■ INFORMATION SUPPLIED:
______
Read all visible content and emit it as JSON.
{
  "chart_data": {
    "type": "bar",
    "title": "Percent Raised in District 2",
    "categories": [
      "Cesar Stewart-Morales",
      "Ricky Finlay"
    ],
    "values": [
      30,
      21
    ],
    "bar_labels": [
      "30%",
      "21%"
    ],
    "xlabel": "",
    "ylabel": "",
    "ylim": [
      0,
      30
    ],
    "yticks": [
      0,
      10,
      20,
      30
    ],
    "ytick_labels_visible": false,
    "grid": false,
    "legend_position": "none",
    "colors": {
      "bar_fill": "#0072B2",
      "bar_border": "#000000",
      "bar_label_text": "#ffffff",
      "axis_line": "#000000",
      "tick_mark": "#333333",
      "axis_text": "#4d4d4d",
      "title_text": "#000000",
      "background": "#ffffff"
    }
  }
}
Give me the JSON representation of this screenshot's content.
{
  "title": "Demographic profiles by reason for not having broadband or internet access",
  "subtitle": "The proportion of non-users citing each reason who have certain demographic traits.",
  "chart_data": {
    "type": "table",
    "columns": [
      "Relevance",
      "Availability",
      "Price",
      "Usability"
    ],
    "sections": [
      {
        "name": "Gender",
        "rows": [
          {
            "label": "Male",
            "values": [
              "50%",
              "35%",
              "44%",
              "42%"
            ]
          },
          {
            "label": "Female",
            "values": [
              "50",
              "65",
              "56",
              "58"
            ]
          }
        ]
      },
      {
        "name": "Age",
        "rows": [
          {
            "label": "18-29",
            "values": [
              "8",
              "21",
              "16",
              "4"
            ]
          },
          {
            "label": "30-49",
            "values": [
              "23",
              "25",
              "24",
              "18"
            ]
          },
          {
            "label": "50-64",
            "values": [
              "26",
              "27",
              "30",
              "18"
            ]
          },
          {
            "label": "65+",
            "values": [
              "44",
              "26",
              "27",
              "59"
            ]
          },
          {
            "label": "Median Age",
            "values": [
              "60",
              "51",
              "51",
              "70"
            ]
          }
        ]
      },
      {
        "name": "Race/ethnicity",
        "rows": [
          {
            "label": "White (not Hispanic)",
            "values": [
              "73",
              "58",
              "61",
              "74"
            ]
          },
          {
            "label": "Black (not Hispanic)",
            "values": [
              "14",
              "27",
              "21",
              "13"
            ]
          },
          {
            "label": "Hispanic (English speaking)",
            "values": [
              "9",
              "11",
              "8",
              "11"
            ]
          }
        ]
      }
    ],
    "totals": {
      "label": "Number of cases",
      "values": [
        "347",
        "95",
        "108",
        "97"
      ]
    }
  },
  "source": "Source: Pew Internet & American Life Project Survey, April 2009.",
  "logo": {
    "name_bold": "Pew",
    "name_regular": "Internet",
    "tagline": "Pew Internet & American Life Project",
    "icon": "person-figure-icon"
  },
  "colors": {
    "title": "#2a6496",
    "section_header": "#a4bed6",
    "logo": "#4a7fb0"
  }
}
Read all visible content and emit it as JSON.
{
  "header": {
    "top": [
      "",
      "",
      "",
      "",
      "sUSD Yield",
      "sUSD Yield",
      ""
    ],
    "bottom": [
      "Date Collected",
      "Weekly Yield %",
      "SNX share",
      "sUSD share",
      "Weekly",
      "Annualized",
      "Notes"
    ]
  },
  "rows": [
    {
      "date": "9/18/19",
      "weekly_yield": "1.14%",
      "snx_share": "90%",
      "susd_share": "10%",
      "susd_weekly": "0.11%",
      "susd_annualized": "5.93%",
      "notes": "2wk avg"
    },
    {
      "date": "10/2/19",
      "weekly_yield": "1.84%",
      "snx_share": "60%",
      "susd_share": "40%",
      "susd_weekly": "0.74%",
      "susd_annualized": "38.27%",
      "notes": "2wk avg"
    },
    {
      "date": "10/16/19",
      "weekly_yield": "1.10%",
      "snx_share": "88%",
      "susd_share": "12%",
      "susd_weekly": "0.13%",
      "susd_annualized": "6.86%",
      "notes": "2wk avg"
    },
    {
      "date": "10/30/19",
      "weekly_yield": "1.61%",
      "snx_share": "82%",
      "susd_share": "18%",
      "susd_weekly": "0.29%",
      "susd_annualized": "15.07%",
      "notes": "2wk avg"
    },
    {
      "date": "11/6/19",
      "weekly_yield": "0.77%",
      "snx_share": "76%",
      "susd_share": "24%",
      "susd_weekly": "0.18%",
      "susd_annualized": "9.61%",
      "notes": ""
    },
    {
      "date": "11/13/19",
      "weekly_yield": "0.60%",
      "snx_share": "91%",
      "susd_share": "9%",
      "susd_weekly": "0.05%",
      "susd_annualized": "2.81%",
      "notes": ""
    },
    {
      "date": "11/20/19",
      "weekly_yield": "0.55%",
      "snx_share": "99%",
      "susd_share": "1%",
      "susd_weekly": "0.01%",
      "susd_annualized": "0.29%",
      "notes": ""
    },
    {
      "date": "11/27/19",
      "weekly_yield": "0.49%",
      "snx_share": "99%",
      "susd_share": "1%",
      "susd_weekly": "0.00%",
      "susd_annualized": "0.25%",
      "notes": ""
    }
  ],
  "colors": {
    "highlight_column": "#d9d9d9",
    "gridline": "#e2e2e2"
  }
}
______
■ WRITTEN INSTRUCTION:
Quote every line of the data, word for word.

■ EXERCISE OUTPUT:
Read all visible content and emit it as JSON.
{
  "chart_data": {
    "type": "bar",
    "title": "Percent Raised in District 2",
    "categories": [
      "Cesar Stewart-Morales",
      "Ricky Finlay"
    ],
    "values": [
      30,
      21
    ],
    "bar_labels": [
      "30%",
      "21%"
    ],
    "xlabel": "",
    "ylabel": "",
    "ylim": [
      0,
      30
    ],
    "yticks": [
      0,
      10,
      20,
      30
    ],
    "ytick_labels_visible": false,
    "grid": false,
    "legend_position": "none",
    "colors": {
      "bar_fill": "#0072B2",
      "bar_border": "#000000",
      "bar_label_text": "#ffffff",
      "axis_line": "#000000",
      "tick_mark": "#333333",
      "axis_text": "#4d4d4d",
      "title_text": "#000000",
      "background": "#ffffff"
    }
  }
}
Give me the JSON representation of this screenshot's content.
{
  "title": "Demographic profiles by reason for not having broadband or internet access",
  "subtitle": "The proportion of non-users citing each reason who have certain demographic traits.",
  "chart_data": {
    "type": "table",
    "columns": [
      "Relevance",
      "Availability",
      "Price",
      "Usability"
    ],
    "sections": [
      {
        "name": "Gender",
        "rows": [
          {
            "label": "Male",
            "values": [
              "50%",
              "35%",
              "44%",
              "42%"
            ]
          },
          {
            "label": "Female",
            "values": [
              "50",
              "65",
              "56",
              "58"
            ]
          }
        ]
      },
      {
        "name": "Age",
        "rows": [
          {
            "label": "18-29",
            "values": [
              "8",
              "21",
              "16",
              "4"
            ]
          },
          {
            "label": "30-49",
            "values": [
              "23",
              "25",
              "24",
              "18"
            ]
          },
          {
            "label": "50-64",
            "values": [
              "26",
              "27",
              "30",
              "18"
            ]
          },
          {
            "label": "65+",
            "values": [
              "44",
              "26",
              "27",
              "59"
            ]
          },
          {
            "label": "Median Age",
            "values": [
              "60",
              "51",
              "51",
              "70"
            ]
          }
        ]
      },
      {
        "name": "Race/ethnicity",
        "rows": [
          {
            "label": "White (not Hispanic)",
            "values": [
              "73",
              "58",
              "61",
              "74"
            ]
          },
          {
            "label": "Black (not Hispanic)",
            "values": [
              "14",
              "27",
              "21",
              "13"
            ]
          },
          {
            "label": "Hispanic (English speaking)",
            "values": [
              "9",
              "11",
              "8",
              "11"
            ]
          }
        ]
      }
    ],
    "totals": {
      "label": "Number of cases",
      "values": [
        "347",
        "95",
        "108",
        "97"
      ]
    }
  },
  "source": "Source: Pew Internet & American Life Project Survey, April 2009.",
  "logo": {
    "name_bold": "Pew",
    "name_regular": "Internet",
    "tagline": "Pew Internet & American Life Project",
    "icon": "person-figure-icon"
  },
  "colors": {
    "title": "#2a6496",
    "section_header": "#a4bed6",
    "logo": "#4a7fb0"
  }
}
Read all visible content and emit it as JSON.
{
  "header": {
    "top": [
      "",
      "",
      "",
      "",
      "sUSD Yield",
      "sUSD Yield",
      ""
    ],
    "bottom": [
      "Date Collected",
      "Weekly Yield %",
      "SNX share",
      "sUSD share",
      "Weekly",
      "Annualized",
      "Notes"
    ]
  },
  "rows": [
    {
      "date": "9/18/19",
      "weekly_yield": "1.14%",
      "snx_share": "90%",
      "susd_share": "10%",
      "susd_weekly": "0.11%",
      "susd_annualized": "5.93%",
      "notes": "2wk avg"
    },
    {
      "date": "10/2/19",
      "weekly_yield": "1.84%",
      "snx_share": "60%",
      "susd_share": "40%",
      "susd_weekly": "0.74%",
      "susd_annualized": "38.27%",
      "notes": "2wk avg"
    },
    {
      "date": "10/16/19",
      "weekly_yield": "1.10%",
      "snx_share": "88%",
      "susd_share": "12%",
      "susd_weekly": "0.13%",
      "susd_annualized": "6.86%",
      "notes": "2wk avg"
    },
    {
      "date": "10/30/19",
      "weekly_yield": "1.61%",
      "snx_share": "82%",
      "susd_share": "18%",
      "susd_weekly": "0.29%",
      "susd_annualized": "15.07%",
      "notes": "2wk avg"
    },
    {
      "date": "11/6/19",
      "weekly_yield": "0.77%",
      "snx_share": "76%",
      "susd_share": "24%",
      "susd_weekly": "0.18%",
      "susd_annualized": "9.61%",
      "notes": ""
    },
    {
      "date": "11/13/19",
      "weekly_yield": "0.60%",
      "snx_share": "91%",
      "susd_share": "9%",
      "susd_weekly": "0.05%",
      "susd_annualized": "2.81%",
      "notes": ""
    },
    {
      "date": "11/20/19",
      "weekly_yield": "0.55%",
      "snx_share": "99%",
      "susd_share": "1%",
      "susd_weekly": "0.01%",
      "susd_annualized": "0.29%",
      "notes": ""
    },
    {
      "date": "11/27/19",
      "weekly_yield": "0.49%",
      "snx_share": "99%",
      "susd_share": "1%",
      "susd_weekly": "0.00%",
      "susd_annualized": "0.25%",
      "notes": ""
    }
  ],
  "colors": {
    "highlight_column": "#d9d9d9",
    "gridline": "#e2e2e2"
  }
}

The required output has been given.